DIRECTIONS FOR THIS TASK ▸
Repeat every record below exactly, leaving out the pictures.

MATERIAL PROVIDED ▸
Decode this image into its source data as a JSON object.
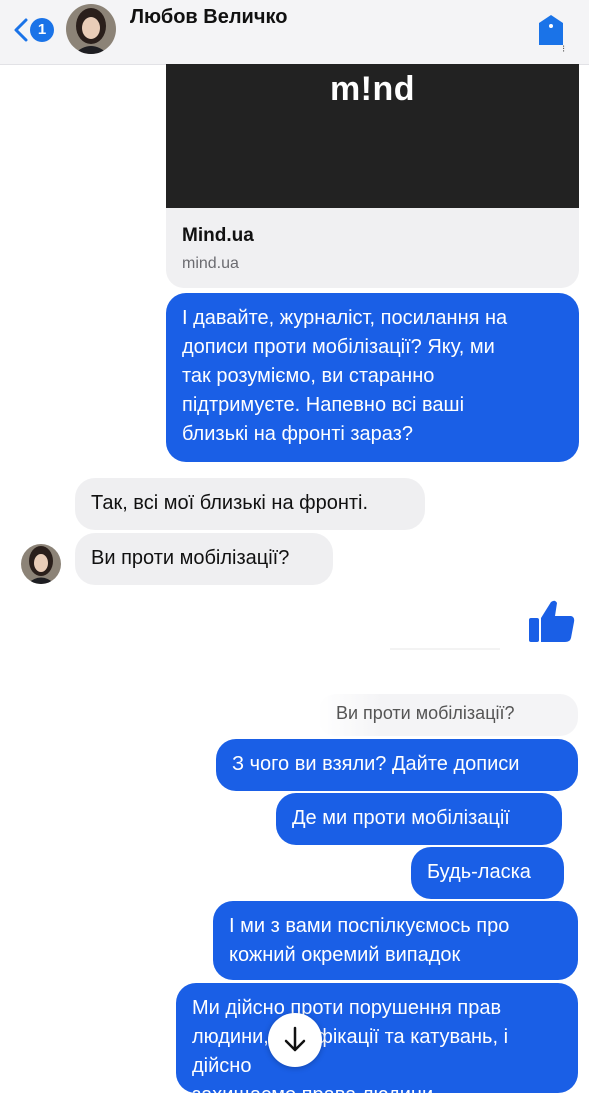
{
  "header": {
    "back_badge": "1",
    "contact_name": "Любов Величко"
  },
  "link_preview": {
    "logo_text": "m!nd",
    "title": "Mind.ua",
    "domain": "mind.ua"
  },
  "messages": [
    {
      "side": "outgoing",
      "text": "І давайте, журналіст, посилання на\nдописи проти мобілізації? Яку, ми\nтак розуміємо, ви старанно\nпідтримуєте. Напевно всі ваші\nблизькі на фронті зараз?"
    },
    {
      "side": "incoming",
      "text": "Так, всі мої близькі на фронті."
    },
    {
      "side": "incoming",
      "text": "Ви проти мобілізації?"
    },
    {
      "side": "outgoing",
      "type": "like",
      "icon": "thumbs-up-icon"
    },
    {
      "side": "outgoing",
      "type": "reply-quote",
      "text": "Ви проти мобілізації?"
    },
    {
      "side": "outgoing",
      "text": "З чого ви взяли? Дайте дописи"
    },
    {
      "side": "outgoing",
      "text": "Де ми проти мобілізації"
    },
    {
      "side": "outgoing",
      "text": "Будь-ласка"
    },
    {
      "side": "outgoing",
      "text": "І ми з вами поспілкуємось про\nкожний окремий випадок"
    },
    {
      "side": "outgoing",
      "text": "Ми дійсно проти порушення прав\nлюдини, бусифікації та катувань, і дійсно\nзахищаємо права людини."
    }
  ],
  "colors": {
    "accent": "#1a5fe6",
    "incoming_bubble": "#efeff1",
    "header_bg": "#f4f4f6"
  },
  "icons": {
    "back": "chevron-left-icon",
    "info": "info-icon",
    "like": "thumbs-up-icon",
    "scroll": "arrow-down-icon"
  }
}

ANSWER ▸
Decode this image into its source data as a JSON object.
{
  "header": {
    "back_badge": "1",
    "contact_name": "Любов Величко"
  },
  "link_preview": {
    "logo_text": "m!nd",
    "title": "Mind.ua",
    "domain": "mind.ua"
  },
  "messages": [
    {
      "side": "outgoing",
      "text": "І давайте, журналіст, посилання на\nдописи проти мобілізації? Яку, ми\nтак розуміємо, ви старанно\nпідтримуєте. Напевно всі ваші\nблизькі на фронті зараз?"
    },
    {
      "side": "incoming",
      "text": "Так, всі мої близькі на фронті."
    },
    {
      "side": "incoming",
      "text": "Ви проти мобілізації?"
    },
    {
      "side": "outgoing",
      "type": "like",
      "icon": "thumbs-up-icon"
    },
    {
      "side": "outgoing",
      "type": "reply-quote",
      "text": "Ви проти мобілізації?"
    },
    {
      "side": "outgoing",
      "text": "З чого ви взяли? Дайте дописи"
    },
    {
      "side": "outgoing",
      "text": "Де ми проти мобілізації"
    },
    {
      "side": "outgoing",
      "text": "Будь-ласка"
    },
    {
      "side": "outgoing",
      "text": "І ми з вами поспілкуємось про\nкожний окремий випадок"
    },
    {
      "side": "outgoing",
      "text": "Ми дійсно проти порушення прав\nлюдини, бусифікації та катувань, і дійсно\nзахищаємо права людини."
    }
  ],
  "colors": {
    "accent": "#1a5fe6",
    "incoming_bubble": "#efeff1",
    "header_bg": "#f4f4f6"
  },
  "icons": {
    "back": "chevron-left-icon",
    "info": "info-icon",
    "like": "thumbs-up-icon",
    "scroll": "arrow-down-icon"
  }
}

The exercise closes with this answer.